** Work instructions **
Using the material below, copy every line where "name" appears.

──────────────────────────────

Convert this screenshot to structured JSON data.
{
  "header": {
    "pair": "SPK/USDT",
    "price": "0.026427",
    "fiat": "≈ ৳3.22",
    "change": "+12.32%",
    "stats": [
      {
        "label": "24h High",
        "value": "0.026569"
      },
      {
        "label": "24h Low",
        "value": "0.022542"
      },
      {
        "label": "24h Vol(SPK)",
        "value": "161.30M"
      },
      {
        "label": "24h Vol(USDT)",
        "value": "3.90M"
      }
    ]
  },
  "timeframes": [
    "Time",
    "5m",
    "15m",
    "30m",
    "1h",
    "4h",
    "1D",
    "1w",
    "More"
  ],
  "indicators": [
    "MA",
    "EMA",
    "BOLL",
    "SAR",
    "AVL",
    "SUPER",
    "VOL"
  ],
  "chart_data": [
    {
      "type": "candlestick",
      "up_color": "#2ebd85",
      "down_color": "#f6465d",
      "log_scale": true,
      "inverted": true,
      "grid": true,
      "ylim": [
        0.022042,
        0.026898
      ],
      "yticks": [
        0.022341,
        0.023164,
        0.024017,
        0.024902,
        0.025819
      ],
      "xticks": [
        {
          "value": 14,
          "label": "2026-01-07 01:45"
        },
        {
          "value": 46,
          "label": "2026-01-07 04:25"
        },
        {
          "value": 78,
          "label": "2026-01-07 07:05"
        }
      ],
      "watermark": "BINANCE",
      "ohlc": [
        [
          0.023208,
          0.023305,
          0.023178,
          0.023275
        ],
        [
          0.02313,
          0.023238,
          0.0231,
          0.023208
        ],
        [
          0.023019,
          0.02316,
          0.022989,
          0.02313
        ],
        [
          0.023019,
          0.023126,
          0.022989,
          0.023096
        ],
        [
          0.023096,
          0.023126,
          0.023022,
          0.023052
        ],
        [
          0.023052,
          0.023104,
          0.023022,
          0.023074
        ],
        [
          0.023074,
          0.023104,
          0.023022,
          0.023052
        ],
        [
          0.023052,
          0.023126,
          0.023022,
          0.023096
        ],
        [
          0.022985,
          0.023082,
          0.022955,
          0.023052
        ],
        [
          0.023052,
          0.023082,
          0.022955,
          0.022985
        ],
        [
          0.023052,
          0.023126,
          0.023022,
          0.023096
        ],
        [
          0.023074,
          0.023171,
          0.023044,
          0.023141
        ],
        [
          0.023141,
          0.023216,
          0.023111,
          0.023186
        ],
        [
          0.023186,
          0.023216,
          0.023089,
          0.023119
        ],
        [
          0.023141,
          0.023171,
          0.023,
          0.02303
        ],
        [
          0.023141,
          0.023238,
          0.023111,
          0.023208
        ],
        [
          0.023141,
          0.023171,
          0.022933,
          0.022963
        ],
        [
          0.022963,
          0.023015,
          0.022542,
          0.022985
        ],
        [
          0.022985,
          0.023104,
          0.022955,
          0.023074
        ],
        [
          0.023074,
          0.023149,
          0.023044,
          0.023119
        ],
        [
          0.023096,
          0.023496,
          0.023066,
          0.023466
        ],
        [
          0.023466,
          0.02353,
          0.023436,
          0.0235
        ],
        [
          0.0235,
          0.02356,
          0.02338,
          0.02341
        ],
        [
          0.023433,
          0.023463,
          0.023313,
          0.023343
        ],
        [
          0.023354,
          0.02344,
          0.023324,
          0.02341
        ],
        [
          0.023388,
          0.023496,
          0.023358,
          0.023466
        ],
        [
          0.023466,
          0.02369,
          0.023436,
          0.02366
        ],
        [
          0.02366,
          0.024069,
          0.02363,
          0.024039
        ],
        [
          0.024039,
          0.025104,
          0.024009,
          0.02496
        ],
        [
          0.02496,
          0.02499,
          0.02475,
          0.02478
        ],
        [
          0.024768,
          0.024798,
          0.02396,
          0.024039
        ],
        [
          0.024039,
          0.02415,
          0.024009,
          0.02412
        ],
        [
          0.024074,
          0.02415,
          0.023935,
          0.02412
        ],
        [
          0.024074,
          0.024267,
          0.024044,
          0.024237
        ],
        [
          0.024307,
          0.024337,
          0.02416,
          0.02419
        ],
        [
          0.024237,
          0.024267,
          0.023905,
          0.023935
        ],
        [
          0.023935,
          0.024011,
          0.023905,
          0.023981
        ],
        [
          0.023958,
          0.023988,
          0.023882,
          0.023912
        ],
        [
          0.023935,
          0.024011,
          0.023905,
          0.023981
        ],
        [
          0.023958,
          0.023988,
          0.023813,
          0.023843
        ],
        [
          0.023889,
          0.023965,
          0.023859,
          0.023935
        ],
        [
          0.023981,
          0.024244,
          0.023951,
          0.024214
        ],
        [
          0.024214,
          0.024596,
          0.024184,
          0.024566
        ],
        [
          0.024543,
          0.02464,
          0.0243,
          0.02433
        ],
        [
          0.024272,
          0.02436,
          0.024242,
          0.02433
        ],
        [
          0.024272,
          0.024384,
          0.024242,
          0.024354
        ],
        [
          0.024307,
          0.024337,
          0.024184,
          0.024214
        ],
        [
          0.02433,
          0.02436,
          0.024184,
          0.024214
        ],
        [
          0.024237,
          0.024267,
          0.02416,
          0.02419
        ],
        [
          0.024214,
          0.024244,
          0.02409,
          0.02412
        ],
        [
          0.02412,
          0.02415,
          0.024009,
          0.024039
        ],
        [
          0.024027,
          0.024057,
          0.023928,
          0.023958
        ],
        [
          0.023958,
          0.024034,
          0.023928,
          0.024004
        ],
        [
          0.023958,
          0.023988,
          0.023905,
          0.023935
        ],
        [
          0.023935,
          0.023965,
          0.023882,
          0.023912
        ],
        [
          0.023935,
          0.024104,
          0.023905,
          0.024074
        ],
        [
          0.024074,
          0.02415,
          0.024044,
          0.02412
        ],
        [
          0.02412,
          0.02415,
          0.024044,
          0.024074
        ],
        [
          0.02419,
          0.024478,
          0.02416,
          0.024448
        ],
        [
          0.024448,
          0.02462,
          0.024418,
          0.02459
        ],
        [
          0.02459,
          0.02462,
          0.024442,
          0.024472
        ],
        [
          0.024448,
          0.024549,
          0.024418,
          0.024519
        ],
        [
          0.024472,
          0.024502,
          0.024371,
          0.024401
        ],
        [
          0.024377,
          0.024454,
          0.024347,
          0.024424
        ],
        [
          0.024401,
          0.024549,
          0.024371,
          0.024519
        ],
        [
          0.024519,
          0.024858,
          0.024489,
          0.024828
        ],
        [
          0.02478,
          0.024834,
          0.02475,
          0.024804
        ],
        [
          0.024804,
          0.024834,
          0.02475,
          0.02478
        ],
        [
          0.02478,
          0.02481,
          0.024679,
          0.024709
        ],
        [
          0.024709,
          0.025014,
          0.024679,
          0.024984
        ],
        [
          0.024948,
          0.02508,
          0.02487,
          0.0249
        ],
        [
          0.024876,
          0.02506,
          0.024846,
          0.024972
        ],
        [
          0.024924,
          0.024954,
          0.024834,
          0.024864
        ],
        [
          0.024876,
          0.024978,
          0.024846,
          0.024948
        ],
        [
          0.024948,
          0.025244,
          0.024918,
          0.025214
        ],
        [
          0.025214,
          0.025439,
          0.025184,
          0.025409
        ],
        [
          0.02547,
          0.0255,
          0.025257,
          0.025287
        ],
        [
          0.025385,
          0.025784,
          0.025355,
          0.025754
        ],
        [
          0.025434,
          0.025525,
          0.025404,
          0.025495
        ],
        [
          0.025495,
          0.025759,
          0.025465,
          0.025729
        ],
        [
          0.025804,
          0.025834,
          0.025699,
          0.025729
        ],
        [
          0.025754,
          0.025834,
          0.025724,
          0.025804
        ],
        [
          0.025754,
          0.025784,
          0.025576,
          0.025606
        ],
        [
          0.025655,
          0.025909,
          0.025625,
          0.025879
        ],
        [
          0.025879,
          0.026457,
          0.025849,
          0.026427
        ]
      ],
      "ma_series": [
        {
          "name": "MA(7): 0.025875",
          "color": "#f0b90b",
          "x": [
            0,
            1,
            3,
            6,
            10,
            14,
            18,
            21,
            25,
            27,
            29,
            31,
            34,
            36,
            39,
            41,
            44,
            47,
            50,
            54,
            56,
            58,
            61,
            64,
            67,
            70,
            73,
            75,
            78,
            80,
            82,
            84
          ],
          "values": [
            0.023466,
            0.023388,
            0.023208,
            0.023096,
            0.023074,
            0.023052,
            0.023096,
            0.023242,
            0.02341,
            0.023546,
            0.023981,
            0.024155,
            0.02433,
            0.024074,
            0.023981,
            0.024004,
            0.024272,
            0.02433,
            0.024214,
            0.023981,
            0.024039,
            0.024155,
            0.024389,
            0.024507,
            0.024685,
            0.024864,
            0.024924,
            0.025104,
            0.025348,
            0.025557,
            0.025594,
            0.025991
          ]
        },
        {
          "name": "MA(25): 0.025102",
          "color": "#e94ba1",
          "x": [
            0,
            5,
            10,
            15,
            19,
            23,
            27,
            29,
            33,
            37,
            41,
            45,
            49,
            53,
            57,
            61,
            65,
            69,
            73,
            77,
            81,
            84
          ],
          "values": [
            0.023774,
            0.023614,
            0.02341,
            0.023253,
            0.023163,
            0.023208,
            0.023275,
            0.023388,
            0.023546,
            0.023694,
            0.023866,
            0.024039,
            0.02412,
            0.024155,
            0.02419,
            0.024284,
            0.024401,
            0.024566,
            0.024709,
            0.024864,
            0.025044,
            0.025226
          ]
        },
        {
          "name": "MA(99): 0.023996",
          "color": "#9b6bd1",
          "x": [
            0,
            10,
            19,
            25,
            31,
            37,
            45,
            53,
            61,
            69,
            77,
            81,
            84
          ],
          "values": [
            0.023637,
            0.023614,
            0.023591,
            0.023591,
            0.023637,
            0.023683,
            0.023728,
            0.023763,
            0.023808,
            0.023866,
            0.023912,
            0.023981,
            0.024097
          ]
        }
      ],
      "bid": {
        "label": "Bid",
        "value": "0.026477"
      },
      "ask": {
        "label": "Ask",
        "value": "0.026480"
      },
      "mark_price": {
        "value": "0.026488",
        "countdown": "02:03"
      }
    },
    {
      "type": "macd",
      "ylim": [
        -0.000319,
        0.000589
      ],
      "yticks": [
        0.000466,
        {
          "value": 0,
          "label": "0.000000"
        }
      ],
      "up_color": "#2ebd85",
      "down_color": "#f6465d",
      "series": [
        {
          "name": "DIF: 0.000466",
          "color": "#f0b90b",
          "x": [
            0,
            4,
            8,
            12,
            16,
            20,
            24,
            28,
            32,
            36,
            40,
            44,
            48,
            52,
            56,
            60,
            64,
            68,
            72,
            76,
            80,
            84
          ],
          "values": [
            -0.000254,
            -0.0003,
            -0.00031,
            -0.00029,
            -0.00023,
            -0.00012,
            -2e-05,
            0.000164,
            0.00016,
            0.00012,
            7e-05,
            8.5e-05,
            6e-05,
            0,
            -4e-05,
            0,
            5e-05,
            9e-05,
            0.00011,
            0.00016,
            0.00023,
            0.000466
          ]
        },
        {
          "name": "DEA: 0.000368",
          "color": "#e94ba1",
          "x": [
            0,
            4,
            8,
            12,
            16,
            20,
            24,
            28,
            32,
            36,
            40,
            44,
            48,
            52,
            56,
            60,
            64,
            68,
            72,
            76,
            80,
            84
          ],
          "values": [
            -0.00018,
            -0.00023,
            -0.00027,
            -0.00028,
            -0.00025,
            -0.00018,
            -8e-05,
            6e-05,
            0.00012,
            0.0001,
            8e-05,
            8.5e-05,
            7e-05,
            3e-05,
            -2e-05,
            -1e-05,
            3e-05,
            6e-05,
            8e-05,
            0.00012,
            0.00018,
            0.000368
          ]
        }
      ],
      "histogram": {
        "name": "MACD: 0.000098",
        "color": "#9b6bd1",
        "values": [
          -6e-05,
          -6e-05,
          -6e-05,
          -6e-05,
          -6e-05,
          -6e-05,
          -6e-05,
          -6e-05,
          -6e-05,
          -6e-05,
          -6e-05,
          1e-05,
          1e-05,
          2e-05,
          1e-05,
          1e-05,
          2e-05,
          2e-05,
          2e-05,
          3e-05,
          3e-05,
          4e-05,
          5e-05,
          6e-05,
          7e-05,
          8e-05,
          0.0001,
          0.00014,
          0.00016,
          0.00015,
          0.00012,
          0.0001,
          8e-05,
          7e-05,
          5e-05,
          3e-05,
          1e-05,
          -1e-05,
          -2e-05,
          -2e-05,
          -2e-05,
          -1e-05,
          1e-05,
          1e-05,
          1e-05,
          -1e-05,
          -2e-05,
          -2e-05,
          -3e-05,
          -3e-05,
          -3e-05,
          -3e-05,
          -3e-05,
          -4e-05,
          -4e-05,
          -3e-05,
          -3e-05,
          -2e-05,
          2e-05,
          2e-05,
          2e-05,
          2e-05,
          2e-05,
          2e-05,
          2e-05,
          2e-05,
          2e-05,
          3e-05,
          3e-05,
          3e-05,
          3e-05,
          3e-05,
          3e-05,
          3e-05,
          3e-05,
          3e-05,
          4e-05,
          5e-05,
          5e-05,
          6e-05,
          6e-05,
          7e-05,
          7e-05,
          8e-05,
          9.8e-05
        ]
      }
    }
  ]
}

──────────────────────────────

** Task solution **
          "name": "MA(7): 0.025875",
          "name": "MA(25): 0.025102",
          "name": "MA(99): 0.023996",
          "name": "DIF: 0.000466",
          "name": "DEA: 0.000368",
        "name": "MACD: 0.000098",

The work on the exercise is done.